From the listing below, return each line that includes "CHUVA".
>> START Excerpted data
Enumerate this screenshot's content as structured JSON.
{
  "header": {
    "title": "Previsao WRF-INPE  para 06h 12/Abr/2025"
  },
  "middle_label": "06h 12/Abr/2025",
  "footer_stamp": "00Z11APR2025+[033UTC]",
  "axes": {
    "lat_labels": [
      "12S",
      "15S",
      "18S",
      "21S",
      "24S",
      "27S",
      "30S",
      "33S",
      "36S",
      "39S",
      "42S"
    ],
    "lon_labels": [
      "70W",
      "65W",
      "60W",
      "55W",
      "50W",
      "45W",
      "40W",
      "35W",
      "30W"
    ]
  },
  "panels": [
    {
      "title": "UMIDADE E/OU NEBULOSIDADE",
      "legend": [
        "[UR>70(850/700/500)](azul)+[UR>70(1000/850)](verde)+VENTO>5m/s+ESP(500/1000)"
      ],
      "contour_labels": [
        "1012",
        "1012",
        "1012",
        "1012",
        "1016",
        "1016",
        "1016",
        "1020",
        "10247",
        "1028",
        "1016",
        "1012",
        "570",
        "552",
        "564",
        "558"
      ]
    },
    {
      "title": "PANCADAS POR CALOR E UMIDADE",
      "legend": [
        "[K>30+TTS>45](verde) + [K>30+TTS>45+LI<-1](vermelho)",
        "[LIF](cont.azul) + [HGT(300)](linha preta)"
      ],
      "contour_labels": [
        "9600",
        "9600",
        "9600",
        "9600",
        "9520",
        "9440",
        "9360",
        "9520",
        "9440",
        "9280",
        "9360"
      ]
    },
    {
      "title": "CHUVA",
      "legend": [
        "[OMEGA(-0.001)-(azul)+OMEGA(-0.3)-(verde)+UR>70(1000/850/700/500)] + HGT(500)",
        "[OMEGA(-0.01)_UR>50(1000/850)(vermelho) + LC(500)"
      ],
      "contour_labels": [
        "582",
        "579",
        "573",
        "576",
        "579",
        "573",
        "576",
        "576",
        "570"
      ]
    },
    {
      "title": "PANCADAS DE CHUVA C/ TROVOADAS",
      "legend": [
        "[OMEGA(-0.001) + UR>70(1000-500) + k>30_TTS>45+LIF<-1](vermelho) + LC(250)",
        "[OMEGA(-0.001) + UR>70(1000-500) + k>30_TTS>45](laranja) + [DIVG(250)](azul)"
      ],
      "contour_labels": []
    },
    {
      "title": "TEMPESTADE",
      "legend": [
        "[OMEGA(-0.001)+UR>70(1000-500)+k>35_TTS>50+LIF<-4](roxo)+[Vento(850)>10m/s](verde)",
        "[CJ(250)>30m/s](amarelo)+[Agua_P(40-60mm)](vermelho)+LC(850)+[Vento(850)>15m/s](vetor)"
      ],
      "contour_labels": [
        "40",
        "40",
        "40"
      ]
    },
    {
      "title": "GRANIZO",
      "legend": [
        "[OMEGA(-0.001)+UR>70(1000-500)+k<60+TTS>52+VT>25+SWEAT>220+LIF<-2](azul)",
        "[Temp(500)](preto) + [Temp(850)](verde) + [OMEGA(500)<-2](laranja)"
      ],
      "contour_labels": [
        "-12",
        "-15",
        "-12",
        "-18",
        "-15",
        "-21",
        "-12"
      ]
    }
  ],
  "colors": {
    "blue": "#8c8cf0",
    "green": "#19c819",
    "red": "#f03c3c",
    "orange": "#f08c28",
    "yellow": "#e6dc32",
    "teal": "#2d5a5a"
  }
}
>> END Excerpted data
◆ Complete answer
      "title": "CHUVA",
      "title": "PANCADAS DE CHUVA C/ TROVOADAS",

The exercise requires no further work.